_Short exercise:_ Below is a listing. Gather each line of it that contains "this".

Saved entries:
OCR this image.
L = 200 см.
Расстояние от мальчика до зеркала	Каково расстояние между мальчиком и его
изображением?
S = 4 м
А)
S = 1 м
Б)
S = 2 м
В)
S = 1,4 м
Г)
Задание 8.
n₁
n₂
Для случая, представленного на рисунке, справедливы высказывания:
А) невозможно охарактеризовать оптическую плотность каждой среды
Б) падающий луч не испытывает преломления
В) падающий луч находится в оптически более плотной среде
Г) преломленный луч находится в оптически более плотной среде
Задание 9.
...
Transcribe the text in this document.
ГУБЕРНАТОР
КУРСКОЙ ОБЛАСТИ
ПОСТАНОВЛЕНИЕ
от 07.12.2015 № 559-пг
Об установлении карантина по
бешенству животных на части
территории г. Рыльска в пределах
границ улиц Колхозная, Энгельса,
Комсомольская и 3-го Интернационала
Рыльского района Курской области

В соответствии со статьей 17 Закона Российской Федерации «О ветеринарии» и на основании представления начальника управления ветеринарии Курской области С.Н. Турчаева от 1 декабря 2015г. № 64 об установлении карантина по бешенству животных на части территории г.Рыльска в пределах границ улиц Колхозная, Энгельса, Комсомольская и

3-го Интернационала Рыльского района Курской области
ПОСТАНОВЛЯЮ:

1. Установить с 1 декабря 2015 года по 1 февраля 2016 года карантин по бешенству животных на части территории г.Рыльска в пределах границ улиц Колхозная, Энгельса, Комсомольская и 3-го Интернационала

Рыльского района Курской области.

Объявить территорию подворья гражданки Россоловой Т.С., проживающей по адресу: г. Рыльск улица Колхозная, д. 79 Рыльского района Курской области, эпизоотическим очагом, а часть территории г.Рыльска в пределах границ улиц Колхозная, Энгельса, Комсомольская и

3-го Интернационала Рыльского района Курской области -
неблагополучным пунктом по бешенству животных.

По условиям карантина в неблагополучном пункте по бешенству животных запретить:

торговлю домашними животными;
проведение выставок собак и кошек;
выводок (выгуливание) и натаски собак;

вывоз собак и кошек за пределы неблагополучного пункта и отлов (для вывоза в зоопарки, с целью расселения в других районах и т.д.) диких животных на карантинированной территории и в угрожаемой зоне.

_Full solution:_
OCR this image.
Transcribe the text in this document.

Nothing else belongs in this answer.